> _SOURCE EXTRACT_:
/---

# Hello Missourians - We need your help...



## Karenrbw (Aug 17, 2004)

My 4th grader has to make an ABC book using items important to Missouri. Since I am not a native and didn't take Missouri History, I'm having a little trouble helping him on this. We went through the list and got the obvious ones. We are looking for some suggestions for the letters we have left. We are trying to stay away from proper names, but that is looking harder and harder with letters like J. Jefferson, Joplin, Jesse James, etc.

Letters we have left:

J
K
N
O
R
T
U
V
X
Y

Any help?


----------



## christij (Mar 5, 2006)

for R could you do something about the railroad?? I know in the town I live in it was built around a railroad depot. DeSoto actually had a Union Pacific Railway Car Station/Repair.


----------



## tickranch (Jan 6, 2007)

K~ Katy Trail

Built on the former corridor of the Missouri-Kansas-Texas Railroad, is 225 miles long and runs from Clinton to St.Charles.


----------



## holleegee (Mar 3, 2005)

T-Time zone-central
or
T-Total area 69,704 sq miles
U-Union-Admission to the union on August 10 1821
R-Rivers-Missouri and Mississippi rivers are commercially navigable over their entire length of the state

Thats all I can think of so far.....

\---

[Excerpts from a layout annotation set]
/---

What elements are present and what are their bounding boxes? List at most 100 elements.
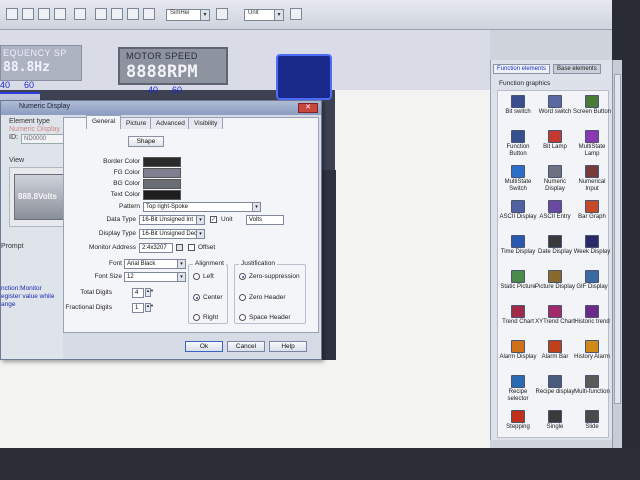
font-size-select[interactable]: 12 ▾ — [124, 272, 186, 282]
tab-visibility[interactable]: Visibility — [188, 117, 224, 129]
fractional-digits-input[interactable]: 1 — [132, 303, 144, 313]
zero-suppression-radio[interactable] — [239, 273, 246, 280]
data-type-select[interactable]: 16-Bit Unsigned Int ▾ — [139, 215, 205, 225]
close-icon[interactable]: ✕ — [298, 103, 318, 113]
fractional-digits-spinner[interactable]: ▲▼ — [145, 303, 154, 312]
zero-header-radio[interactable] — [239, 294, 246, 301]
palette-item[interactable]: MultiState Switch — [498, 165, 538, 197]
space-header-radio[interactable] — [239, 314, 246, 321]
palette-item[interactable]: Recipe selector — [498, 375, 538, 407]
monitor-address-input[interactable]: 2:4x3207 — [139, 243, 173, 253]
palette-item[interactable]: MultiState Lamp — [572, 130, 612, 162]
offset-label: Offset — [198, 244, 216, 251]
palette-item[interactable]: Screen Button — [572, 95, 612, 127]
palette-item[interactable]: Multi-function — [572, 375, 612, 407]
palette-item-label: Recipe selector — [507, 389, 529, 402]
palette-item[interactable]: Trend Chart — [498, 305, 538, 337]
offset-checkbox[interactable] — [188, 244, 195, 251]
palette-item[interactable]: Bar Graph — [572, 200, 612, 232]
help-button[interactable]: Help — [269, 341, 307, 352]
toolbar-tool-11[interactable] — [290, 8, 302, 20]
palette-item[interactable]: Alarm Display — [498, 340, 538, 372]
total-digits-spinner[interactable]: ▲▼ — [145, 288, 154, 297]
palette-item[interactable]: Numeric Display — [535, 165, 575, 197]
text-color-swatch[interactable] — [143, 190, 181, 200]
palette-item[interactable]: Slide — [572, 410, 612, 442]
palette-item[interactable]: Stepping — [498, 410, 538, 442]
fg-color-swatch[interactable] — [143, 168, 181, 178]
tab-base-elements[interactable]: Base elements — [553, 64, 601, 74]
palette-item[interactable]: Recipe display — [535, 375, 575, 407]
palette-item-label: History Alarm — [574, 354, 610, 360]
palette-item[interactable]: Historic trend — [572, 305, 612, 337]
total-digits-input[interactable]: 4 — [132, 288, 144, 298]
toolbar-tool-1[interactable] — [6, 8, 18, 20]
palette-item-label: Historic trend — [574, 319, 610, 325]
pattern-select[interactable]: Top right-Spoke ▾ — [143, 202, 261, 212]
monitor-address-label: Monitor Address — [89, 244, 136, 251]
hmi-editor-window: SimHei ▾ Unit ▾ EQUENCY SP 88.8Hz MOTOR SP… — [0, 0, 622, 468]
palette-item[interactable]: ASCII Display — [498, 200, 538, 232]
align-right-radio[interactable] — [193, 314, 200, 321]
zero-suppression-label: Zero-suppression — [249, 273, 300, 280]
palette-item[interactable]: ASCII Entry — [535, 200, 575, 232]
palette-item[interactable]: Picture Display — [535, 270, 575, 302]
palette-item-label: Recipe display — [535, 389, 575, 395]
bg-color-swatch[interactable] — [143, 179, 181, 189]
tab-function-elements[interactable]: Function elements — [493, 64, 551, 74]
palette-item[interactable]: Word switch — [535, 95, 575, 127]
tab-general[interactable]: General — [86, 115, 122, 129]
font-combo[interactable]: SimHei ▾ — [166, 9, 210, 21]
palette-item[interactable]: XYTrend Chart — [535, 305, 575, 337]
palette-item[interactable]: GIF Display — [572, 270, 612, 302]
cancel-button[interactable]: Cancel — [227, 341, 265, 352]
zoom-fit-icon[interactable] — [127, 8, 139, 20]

\---

> _TASK GOAL_:
Pick up the forum thread about the Missouri ABC book above and continue it from the point where it stops.

> _OUTPUT OF THE TASK_:
----------



## fitwind (Aug 27, 2005)

President Truman was born in Lamar Mo
Jesse James were born in Kearny Mo


----------



## KS wife (Jan 1, 2008)

J
K - Kansas City
N - nuts - lots of pecans grown in southern Missouri
O - oxen (thinking of the pioneers crossing MO and Kansas City had large stock yards at one point)
R - rivers, railroads, roads (but we won't talk about the condition of them)
T - Truman home in Independence, transportation, trees (Mark Twain National Forest)
U - universities, Union Station
V
X
Y

I'll keep thinking about it.


----------



## Callieslamb (Feb 27, 2007)

J - jumping off point - Pioneers left USA into 'wilderness'
N - nuts - walnuts

V - vineyards - German wine growers in Hermann, Mo
X - X marks the spot of the first fast-draw gun battle even- in Springfield MO, down town. Wyatt Erp? Or one of those guys from later fame were involved.

Y - Ya'll come back now, ya hear!


----------



## Karenrbw (Aug 17, 2004)

Well, we have the list whittled down a lot but not quite done. We decided there was no way to avoid a few proper names with J and K in the mix.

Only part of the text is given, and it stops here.